== Dataset records ==
++++++

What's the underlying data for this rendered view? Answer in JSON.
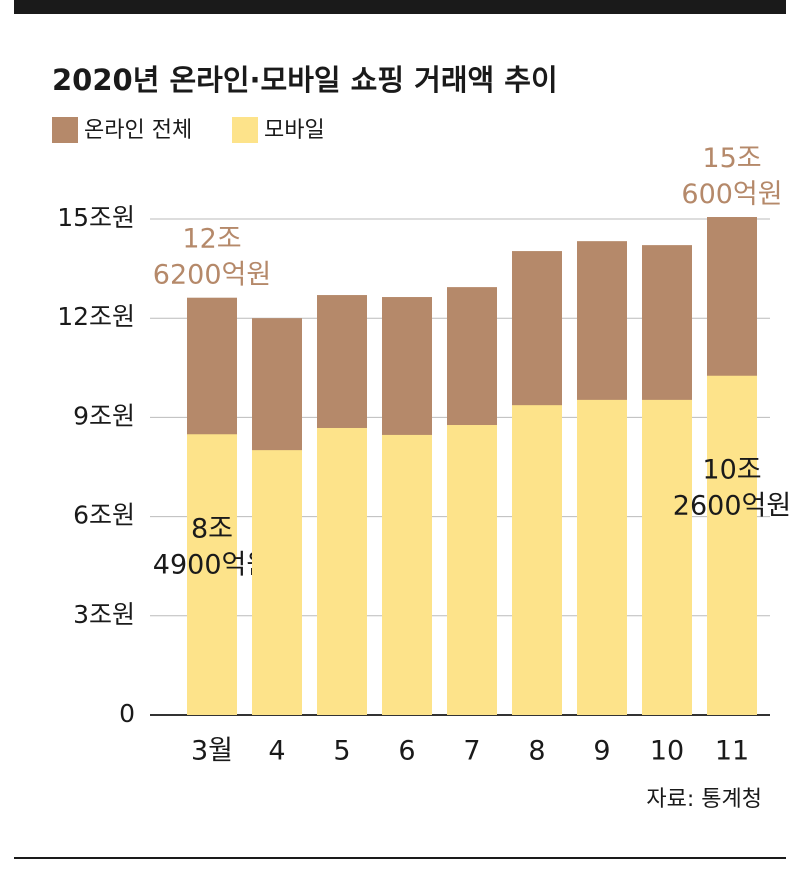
{
  "chart_data": {
    "type": "bar",
    "overlap": true,
    "title": "2020년 온라인·모바일 쇼핑 거래액 추이",
    "source": "자료: 통계청",
    "categories": [
      "3월",
      "4",
      "5",
      "6",
      "7",
      "8",
      "9",
      "10",
      "11"
    ],
    "series": [
      {
        "name": "온라인 전체",
        "color": "#b5896a",
        "label_color": "#b5896a",
        "values": [
          12.62,
          12.0,
          12.7,
          12.64,
          12.94,
          14.03,
          14.33,
          14.21,
          15.06
        ],
        "value_labels": [
          "12조 6200억원",
          null,
          null,
          null,
          null,
          null,
          null,
          null,
          "15조 600억원"
        ]
      },
      {
        "name": "모바일",
        "color": "#fde38a",
        "label_color": "#1a1a1a",
        "values": [
          8.49,
          8.01,
          8.68,
          8.47,
          8.77,
          9.37,
          9.53,
          9.53,
          10.26
        ],
        "value_labels": [
          "8조 4900억원",
          null,
          null,
          null,
          null,
          null,
          null,
          null,
          "10조 2600억원"
        ]
      }
    ],
    "ylim": [
      0,
      15
    ],
    "yticks": [
      0,
      {
        "value": 3,
        "label": "3조원"
      },
      {
        "value": 6,
        "label": "6조원"
      },
      {
        "value": 9,
        "label": "9조원"
      },
      {
        "value": 12,
        "label": "12조원"
      },
      {
        "value": 15,
        "label": "15조원"
      }
    ],
    "grid": true
  }
}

++++++

== Problem statement ==
Return the full material word for word. Do not include the pictures.

== Expected answer ==
What's the underlying data for this rendered view? Answer in JSON.
{
  "chart_data": {
    "type": "bar",
    "overlap": true,
    "title": "2020년 온라인·모바일 쇼핑 거래액 추이",
    "source": "자료: 통계청",
    "categories": [
      "3월",
      "4",
      "5",
      "6",
      "7",
      "8",
      "9",
      "10",
      "11"
    ],
    "series": [
      {
        "name": "온라인 전체",
        "color": "#b5896a",
        "label_color": "#b5896a",
        "values": [
          12.62,
          12.0,
          12.7,
          12.64,
          12.94,
          14.03,
          14.33,
          14.21,
          15.06
        ],
        "value_labels": [
          "12조 6200억원",
          null,
          null,
          null,
          null,
          null,
          null,
          null,
          "15조 600억원"
        ]
      },
      {
        "name": "모바일",
        "color": "#fde38a",
        "label_color": "#1a1a1a",
        "values": [
          8.49,
          8.01,
          8.68,
          8.47,
          8.77,
          9.37,
          9.53,
          9.53,
          10.26
        ],
        "value_labels": [
          "8조 4900억원",
          null,
          null,
          null,
          null,
          null,
          null,
          null,
          "10조 2600억원"
        ]
      }
    ],
    "ylim": [
      0,
      15
    ],
    "yticks": [
      0,
      {
        "value": 3,
        "label": "3조원"
      },
      {
        "value": 6,
        "label": "6조원"
      },
      {
        "value": 9,
        "label": "9조원"
      },
      {
        "value": 12,
        "label": "12조원"
      },
      {
        "value": 15,
        "label": "15조원"
      }
    ],
    "grid": true
  }
}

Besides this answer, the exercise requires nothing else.